# Things to do
- a) In the article on Seth Green's phishing scam, what was the value of the tokens stolen in the February attacks on OpenSea?
- b) Reproduce the passage of the article on Seth Green's phishing scam from "When he played" up to and including "his trouble began.".

# Extract provided

--*--

When he played Oz on Buffy the Vampire Slayer, Seth Green had a knack for navigating computers. Whatever cyber-skills he picked up from the role and in his real life since, they couldn’t save him less than two weeks into May, when he became the target of a phishing scam. Four NFTs that he owned were stolen, but those lost expenses are just where his trouble began.
This is a rare, real-time example of how phishing scams can go after individuals just as easily as businesses. It’s also an opportunity to see how these attacks happen, why people fall for it and what can happen if you get caught in a trap. Seth Green got phished, and it could happen to you too.
OpenSea lauds itself proudly as the “world’s first and largest digital marketplace for crypto collectibles and non-fungible tokens (NFTs).” It’s had its own cyber-threat scares lately: Back in February, a rash of overnight attacks racked up $1.7M worth of stolen tokens. Although only 32 users were initially suspected to have been affected, the number was later reduced down to 17. The other fifteen had been misattributed after interacting with hackers, but they did not lose any funds. This attack puts into perspective how high NFTs can be valued and just how much there is to lose in cyber-scams, particularly when digital currency is involved.
That attack put a lot of people on edge. Then in mid-May, more fuel got added to the fire:
An attack on a public figure like Green only draws attention to how anyone could become the target of a cyber-scam. In this case, the hack stole a Doodle, two Mutant Apes and a Bored Ape. The last three are all products of the Bored Ape Yacht Club.
Bored Ape is a collection of NFTs whose prices vary depending on the “rareness” of that ape’s traits (fur color, certain accessories, etc.) but are valued at around a half million dollars. They run on the Ethereum blockchain, but the actor didn’t just lose bitcoin in this attack.

--*--

# Extracted data
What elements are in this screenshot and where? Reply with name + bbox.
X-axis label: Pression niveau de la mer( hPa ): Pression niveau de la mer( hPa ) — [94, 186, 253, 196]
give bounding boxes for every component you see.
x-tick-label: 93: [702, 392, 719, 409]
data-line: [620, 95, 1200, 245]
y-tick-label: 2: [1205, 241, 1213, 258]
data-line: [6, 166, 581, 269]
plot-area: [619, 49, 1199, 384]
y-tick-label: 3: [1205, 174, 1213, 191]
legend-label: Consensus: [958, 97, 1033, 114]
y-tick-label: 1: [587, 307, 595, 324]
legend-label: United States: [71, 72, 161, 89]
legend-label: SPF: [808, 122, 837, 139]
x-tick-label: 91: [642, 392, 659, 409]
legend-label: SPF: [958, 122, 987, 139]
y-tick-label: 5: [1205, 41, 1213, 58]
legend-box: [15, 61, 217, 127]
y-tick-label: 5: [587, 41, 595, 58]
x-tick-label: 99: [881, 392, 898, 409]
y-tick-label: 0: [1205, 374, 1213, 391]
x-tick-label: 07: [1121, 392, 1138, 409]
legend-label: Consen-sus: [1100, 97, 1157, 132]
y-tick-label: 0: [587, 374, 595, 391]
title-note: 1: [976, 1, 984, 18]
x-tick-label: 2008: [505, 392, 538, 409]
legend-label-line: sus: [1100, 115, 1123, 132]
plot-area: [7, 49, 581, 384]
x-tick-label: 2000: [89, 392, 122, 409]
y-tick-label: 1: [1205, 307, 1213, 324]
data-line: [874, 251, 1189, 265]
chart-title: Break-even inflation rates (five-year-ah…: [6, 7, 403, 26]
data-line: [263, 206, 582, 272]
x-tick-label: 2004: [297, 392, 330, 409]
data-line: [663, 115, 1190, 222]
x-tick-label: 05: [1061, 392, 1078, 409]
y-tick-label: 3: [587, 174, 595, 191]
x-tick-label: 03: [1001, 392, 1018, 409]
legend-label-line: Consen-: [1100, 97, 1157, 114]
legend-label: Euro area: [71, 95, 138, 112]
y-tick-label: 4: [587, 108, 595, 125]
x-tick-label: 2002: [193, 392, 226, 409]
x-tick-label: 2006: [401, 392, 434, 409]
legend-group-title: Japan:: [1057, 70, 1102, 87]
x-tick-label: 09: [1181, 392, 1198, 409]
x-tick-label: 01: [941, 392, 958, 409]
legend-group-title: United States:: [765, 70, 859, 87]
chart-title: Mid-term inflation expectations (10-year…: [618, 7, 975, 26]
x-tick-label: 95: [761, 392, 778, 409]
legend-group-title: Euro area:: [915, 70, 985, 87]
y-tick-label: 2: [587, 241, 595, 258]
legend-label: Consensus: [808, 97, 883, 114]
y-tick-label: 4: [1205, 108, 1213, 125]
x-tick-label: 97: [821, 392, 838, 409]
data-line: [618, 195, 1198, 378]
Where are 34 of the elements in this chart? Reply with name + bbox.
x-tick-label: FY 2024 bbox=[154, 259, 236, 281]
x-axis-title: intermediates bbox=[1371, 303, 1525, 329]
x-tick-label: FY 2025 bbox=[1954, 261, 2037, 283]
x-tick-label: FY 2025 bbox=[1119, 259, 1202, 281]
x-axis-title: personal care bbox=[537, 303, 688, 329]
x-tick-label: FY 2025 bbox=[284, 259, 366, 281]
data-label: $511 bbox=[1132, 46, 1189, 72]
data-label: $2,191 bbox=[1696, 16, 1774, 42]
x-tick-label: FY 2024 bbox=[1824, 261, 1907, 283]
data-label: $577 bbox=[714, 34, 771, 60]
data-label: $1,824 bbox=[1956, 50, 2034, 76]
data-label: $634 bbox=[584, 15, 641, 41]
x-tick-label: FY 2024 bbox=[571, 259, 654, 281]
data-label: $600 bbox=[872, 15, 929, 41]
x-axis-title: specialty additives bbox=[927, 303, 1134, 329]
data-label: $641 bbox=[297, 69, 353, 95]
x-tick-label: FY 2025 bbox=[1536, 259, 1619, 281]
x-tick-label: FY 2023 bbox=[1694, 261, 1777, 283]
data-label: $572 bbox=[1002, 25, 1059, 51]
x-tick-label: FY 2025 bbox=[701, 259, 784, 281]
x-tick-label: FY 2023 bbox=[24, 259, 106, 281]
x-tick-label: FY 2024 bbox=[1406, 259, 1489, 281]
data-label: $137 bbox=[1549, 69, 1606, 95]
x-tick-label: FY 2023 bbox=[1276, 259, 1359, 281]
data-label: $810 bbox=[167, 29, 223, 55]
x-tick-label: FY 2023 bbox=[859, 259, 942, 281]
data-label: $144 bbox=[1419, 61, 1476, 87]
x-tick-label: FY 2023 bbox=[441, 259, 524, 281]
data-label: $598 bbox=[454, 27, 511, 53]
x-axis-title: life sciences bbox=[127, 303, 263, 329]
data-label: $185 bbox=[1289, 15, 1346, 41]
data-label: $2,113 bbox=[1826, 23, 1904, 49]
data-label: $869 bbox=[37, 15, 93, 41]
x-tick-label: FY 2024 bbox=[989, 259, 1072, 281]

--*--

# Results of the tasks
- a) $1.7M

- b)
When he played Oz on Buffy the Vampire Slayer, Seth Green had a knack for navigating computers. Whatever cyber-skills he picked up from the role and in his real life since, they couldn’t save him less than two weeks into May, when he became the target of a phishing scam. Four NFTs that he owned were stolen, but those lost expenses are just where his trouble began.